* Text provided:
■ ■ ■ ■

Hi,
> Another approach could be to integrate NVDIMM event
> monitoring into some other utility, like the rasdaemon. I'm interested in
> your thoughts.
Though I'm not sure which (existing or new) utility is appropriate yet.
I prefer this way. So, I'll think about it.
I investigated the issue that notification/monitoring feature of over-
threshold event with my co-worker. Here is current our understandings.
a) rasdaemon
It is good tools for machine check error, and if machine check occurs on
NVDIMM, I suppose it will work not only traditional RAM but also NVDIMM.
But, it may not fit the purpose of notification/monitoring threshold event.
b) smartmontools (
https://www.smartmontools.org/)
This tool may fit the purpose of notification/monitoring of health of NVDIMMs.
However, it may a bit troublesome due to the followings.
- The smartd seems to check smart values of each devices with
ioctl() periodically (In other words, "polling").
Probably, other devices does not have the
notification interface like "ndctl_dimm_get_health_eventfd()
and poll()/select()".
- smartmontools supports many OSs (Windows, darwin, xxxBSDs, os2(!)).
I'm not sure other OSs have similar notification interface like Linux.
So, it may need to "polling" like other devices.
c) udev
Udev can kick any programs if udev.rules is created.
However, there is no uevent for the event of over-threshold currently.
In addition, I'm not sure that udev fits this type of event notification.
d) make a new tiny daemon in ndctl tree
This may be simpler way.
It can use ndctl_dimm_get_health_eventfd() and poll()/select().
But, ndctl may be included in kernel source,
and I don't know whether kernel includes other daemon tools or not.
Though I feel like selecting d) now.....
Any thoughts?
Thanks,
---
Yasunori Goto

■ ■ ■ ■

[Items from a dataset]
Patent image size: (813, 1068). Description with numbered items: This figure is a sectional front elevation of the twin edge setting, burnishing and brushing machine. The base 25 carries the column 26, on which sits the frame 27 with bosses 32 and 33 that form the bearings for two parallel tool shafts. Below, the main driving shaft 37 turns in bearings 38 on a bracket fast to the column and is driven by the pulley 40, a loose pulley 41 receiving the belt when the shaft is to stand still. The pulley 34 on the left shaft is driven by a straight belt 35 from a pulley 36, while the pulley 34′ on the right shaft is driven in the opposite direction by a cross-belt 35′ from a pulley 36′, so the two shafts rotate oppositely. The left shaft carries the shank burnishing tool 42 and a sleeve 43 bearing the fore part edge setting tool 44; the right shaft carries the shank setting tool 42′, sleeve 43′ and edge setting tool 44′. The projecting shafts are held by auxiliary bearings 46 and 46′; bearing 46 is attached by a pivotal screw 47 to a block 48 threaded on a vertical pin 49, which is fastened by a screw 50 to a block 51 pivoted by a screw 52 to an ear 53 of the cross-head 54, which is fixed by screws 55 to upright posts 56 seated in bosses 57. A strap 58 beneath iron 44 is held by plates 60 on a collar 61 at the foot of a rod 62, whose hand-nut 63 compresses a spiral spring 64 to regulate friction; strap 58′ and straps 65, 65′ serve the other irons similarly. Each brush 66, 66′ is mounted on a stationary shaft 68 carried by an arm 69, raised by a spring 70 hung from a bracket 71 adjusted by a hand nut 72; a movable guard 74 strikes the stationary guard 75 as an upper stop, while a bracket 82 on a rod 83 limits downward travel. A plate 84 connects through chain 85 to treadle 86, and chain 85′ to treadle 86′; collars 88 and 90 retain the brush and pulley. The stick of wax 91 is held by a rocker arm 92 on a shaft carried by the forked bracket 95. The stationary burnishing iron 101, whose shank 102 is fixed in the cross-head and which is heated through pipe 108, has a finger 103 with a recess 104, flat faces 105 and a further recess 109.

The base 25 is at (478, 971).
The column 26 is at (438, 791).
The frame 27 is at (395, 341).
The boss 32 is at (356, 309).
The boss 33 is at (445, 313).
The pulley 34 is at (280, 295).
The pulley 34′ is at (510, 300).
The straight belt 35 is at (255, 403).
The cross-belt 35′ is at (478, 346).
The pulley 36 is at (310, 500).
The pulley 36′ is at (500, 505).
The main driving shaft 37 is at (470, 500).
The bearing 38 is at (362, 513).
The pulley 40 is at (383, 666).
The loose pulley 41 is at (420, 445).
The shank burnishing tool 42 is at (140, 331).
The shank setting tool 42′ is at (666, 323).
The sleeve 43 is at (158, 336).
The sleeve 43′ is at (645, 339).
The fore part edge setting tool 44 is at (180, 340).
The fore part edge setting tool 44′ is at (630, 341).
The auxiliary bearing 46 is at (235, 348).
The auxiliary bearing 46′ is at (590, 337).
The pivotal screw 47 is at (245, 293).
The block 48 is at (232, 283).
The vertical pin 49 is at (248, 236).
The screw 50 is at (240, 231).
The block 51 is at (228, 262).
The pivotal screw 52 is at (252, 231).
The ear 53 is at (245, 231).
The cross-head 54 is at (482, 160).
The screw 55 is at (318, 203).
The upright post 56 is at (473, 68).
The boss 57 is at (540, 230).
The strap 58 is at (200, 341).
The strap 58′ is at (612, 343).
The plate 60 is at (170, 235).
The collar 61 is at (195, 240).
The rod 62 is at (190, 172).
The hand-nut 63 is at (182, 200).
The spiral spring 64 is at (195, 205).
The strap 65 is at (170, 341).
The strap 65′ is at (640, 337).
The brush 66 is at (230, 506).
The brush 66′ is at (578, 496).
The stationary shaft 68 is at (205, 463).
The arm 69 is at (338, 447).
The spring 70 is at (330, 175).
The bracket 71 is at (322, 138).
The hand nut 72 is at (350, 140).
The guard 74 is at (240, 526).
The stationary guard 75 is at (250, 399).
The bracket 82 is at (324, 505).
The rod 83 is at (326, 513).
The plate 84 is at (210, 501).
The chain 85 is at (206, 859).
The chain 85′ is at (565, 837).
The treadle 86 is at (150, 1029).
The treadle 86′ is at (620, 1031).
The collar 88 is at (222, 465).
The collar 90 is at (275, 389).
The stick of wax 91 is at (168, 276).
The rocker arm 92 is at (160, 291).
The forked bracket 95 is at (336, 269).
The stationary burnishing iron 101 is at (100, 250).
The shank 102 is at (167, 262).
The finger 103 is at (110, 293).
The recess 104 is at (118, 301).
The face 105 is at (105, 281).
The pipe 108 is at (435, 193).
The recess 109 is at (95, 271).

■ ■ ■ ■

* Exercise details: According to the forum post, which option is the writer currently leaning toward? This data has no connection to the forum post.

* Final answer: Option d), making a new tiny daemon in the ndctl tree.